Look for "Square" in each line of the entries, and return the matching lines.

— Records for this exercise —
########################################

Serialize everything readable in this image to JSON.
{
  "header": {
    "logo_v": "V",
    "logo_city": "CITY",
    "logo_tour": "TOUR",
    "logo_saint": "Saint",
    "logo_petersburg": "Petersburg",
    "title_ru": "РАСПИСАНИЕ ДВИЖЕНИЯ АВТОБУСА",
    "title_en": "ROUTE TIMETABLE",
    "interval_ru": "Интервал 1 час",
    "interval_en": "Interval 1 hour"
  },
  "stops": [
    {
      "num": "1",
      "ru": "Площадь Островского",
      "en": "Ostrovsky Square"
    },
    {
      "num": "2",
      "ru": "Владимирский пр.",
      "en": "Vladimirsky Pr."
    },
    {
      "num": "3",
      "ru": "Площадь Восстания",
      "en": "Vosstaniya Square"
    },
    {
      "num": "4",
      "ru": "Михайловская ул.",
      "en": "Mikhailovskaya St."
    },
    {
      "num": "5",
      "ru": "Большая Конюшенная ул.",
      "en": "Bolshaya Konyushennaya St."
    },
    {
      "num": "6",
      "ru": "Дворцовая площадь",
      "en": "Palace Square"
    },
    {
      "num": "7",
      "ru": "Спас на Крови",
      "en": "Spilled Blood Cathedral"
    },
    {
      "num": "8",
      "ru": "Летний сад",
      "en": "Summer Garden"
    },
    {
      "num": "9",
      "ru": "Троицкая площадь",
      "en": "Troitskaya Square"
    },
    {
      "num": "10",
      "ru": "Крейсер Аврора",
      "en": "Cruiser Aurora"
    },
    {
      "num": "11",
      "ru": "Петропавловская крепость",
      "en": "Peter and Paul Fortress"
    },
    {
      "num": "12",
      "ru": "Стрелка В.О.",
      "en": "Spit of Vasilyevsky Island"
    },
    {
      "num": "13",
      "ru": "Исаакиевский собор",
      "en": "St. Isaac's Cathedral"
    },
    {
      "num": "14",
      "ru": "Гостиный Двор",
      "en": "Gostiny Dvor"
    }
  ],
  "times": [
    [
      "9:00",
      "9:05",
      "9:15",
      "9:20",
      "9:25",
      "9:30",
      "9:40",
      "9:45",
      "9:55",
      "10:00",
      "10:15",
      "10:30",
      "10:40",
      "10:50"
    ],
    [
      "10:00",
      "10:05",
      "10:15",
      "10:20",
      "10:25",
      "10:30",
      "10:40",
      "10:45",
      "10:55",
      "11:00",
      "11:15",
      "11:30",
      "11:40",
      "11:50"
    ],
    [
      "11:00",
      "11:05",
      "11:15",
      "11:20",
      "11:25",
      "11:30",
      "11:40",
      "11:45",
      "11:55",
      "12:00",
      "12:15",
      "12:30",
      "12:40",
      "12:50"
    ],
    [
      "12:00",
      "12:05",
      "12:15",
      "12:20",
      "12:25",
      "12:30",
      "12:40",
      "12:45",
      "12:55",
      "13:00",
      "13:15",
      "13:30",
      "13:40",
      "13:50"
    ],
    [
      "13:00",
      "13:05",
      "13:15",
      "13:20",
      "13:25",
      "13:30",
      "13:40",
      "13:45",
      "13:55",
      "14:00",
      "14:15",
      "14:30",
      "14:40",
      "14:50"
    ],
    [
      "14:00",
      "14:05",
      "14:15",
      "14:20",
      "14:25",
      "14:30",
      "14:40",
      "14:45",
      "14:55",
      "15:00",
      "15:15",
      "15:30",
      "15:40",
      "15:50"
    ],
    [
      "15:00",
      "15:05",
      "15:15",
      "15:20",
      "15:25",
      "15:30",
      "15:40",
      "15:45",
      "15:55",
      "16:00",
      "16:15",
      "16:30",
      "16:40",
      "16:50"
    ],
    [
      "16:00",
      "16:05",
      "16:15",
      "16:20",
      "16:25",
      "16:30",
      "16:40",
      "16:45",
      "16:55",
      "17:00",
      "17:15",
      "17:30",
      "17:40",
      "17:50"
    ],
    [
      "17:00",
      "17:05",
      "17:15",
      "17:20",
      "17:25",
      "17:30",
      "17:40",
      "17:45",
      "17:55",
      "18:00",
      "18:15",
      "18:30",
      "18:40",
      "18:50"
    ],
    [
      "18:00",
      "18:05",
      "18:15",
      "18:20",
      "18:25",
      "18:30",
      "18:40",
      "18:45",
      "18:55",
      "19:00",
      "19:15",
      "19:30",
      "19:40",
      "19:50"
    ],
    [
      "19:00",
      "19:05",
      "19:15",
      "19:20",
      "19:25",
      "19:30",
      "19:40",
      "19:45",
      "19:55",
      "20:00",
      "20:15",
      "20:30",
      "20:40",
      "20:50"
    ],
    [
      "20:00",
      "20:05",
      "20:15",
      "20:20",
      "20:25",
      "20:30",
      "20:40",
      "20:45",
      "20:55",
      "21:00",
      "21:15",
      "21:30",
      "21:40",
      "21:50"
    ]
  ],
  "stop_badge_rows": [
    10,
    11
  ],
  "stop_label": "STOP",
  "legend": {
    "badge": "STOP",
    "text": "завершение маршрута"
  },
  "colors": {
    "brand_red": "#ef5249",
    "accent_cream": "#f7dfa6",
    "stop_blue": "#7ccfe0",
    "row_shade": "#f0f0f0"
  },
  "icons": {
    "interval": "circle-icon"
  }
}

########################################

— Full solution —
      "en": "Ostrovsky Square"
      "en": "Vosstaniya Square"
      "en": "Palace Square"
      "en": "Troitskaya Square"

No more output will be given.